## [Goal of the exercise]
Find every line in the records below that holds the word "Prev", and copy each one.

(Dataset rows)
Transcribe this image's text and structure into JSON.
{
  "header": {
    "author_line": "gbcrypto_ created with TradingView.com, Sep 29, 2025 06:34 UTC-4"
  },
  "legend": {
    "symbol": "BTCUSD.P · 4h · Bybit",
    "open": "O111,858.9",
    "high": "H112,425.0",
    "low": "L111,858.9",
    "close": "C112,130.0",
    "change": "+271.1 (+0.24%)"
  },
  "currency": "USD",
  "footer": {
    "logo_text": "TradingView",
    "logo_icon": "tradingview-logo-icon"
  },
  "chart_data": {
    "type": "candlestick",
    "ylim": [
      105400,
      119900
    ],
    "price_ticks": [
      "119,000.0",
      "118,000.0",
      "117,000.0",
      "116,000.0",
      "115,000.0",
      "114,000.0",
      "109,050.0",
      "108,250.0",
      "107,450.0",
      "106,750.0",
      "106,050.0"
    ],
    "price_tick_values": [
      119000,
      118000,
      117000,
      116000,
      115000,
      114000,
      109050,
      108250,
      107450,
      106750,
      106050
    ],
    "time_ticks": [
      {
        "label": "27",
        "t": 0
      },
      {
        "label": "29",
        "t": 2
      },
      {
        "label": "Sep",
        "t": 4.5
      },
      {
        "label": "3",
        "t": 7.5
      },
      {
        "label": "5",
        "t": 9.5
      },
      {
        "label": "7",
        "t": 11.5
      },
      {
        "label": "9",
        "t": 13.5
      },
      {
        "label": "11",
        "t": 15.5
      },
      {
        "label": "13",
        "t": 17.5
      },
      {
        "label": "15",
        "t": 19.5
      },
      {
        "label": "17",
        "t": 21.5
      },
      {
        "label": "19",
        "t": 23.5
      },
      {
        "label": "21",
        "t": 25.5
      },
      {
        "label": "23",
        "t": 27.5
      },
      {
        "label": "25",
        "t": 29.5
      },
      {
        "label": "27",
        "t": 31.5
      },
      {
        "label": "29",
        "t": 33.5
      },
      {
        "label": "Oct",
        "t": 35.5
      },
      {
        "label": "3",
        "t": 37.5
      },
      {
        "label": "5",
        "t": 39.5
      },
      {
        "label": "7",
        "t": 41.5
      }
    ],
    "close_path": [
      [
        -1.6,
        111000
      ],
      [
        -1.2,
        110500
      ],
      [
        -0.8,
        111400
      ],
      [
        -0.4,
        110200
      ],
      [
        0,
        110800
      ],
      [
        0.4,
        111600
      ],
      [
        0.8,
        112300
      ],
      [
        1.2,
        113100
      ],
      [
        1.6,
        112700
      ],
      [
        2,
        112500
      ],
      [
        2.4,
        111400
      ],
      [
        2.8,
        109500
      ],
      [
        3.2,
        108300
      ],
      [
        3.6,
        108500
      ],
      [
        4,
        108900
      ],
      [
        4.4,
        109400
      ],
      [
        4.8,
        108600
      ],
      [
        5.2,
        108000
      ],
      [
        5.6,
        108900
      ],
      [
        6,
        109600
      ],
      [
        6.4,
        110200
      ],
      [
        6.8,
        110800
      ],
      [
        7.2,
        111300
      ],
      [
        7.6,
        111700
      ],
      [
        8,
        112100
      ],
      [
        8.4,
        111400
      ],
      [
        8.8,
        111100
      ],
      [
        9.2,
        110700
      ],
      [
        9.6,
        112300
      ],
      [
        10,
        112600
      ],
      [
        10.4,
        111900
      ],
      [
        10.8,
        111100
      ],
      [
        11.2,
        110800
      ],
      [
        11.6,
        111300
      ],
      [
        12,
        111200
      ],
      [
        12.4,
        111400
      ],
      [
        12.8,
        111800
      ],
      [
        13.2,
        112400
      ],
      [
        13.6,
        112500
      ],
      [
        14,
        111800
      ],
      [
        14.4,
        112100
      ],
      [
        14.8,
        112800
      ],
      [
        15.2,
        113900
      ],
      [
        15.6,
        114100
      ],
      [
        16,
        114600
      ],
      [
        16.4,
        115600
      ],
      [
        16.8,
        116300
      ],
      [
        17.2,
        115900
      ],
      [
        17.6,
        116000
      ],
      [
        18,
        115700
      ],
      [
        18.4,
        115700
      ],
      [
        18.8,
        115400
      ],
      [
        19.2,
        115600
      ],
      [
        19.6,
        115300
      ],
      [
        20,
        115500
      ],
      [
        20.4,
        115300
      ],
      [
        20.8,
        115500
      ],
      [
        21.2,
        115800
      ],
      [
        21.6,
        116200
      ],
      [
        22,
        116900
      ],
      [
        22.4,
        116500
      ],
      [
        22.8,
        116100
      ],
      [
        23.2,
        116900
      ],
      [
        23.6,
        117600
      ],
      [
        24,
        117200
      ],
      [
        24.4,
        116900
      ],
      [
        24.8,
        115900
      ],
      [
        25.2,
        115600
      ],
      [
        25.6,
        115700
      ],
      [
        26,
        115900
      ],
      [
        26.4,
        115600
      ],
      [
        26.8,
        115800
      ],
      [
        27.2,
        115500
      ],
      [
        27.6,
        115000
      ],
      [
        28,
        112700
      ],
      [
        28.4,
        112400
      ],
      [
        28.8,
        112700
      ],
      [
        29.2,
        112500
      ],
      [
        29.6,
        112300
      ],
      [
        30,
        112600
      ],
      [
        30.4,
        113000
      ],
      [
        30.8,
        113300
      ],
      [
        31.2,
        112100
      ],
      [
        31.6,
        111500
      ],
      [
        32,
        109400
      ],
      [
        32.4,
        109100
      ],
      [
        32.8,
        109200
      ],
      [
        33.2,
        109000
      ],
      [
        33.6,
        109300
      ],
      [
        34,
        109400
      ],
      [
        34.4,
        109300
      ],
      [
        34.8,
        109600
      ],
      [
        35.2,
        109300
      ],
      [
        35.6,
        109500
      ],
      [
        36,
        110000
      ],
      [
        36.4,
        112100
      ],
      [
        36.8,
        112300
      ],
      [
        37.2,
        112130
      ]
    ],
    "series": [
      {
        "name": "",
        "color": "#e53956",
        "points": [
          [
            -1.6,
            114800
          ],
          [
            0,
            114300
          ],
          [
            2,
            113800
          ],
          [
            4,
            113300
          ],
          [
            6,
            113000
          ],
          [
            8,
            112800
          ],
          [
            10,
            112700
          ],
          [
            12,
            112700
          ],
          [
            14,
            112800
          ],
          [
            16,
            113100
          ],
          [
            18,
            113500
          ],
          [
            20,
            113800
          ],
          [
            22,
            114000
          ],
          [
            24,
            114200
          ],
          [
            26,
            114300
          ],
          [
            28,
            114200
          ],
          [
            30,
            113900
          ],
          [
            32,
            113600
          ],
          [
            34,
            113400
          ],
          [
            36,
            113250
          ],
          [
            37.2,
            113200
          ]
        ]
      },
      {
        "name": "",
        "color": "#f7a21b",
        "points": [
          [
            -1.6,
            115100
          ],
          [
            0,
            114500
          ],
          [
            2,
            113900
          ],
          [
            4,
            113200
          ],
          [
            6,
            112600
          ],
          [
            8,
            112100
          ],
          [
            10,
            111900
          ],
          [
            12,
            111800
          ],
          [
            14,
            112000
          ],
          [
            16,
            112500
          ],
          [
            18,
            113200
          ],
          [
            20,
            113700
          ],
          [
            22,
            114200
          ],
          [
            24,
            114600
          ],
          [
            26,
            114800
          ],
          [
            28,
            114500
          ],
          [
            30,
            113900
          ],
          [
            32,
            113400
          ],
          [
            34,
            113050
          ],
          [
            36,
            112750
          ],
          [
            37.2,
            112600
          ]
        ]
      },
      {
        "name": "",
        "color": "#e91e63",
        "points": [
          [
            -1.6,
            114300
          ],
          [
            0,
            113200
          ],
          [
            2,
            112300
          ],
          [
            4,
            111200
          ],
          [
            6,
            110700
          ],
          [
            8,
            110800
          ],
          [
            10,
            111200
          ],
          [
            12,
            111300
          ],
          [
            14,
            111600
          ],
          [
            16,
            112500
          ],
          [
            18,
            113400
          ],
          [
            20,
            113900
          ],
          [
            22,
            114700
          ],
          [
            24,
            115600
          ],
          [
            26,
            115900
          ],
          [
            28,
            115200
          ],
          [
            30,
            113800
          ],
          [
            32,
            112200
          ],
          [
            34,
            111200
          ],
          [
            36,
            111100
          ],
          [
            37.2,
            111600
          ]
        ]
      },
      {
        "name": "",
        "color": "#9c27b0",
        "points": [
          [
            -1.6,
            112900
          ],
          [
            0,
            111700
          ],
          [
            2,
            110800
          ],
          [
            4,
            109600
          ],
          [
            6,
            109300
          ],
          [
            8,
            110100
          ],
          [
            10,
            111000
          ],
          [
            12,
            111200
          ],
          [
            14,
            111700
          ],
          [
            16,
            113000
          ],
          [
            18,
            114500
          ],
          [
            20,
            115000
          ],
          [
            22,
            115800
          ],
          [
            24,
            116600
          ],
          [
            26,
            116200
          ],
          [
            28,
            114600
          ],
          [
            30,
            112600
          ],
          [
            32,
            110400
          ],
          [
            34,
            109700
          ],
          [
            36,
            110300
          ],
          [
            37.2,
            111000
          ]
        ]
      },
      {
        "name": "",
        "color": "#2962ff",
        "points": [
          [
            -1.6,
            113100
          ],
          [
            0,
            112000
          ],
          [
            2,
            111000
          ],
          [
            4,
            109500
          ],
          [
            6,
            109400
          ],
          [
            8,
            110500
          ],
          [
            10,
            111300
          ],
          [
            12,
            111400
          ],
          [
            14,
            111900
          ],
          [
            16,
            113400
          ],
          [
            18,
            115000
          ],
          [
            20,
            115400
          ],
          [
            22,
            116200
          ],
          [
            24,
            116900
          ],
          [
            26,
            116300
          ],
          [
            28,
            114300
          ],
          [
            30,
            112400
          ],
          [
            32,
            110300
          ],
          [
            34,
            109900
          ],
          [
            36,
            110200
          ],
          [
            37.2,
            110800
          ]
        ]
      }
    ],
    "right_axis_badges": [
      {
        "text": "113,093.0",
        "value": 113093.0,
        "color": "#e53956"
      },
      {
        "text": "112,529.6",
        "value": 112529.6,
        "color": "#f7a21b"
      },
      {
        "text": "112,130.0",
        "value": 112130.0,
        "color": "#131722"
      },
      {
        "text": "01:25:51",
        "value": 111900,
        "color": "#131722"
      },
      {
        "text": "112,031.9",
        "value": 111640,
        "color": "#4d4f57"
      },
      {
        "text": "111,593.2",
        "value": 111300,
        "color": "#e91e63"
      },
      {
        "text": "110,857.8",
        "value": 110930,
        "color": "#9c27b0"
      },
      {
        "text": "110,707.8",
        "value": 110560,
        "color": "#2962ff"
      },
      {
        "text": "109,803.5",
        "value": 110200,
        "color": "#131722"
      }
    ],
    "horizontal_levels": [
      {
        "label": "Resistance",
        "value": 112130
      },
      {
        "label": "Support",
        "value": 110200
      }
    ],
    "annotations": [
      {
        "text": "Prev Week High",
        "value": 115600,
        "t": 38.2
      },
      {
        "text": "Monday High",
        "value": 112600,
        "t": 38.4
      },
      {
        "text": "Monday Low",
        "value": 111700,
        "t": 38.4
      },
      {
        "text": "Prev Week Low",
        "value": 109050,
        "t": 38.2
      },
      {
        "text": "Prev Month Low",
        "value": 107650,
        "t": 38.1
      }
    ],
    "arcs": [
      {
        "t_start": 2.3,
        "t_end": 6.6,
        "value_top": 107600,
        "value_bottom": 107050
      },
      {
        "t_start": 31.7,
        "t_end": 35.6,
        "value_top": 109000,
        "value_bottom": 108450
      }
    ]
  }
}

## [Problem solution]
        "text": "Prev Week High",
        "text": "Prev Week Low",
        "text": "Prev Month Low",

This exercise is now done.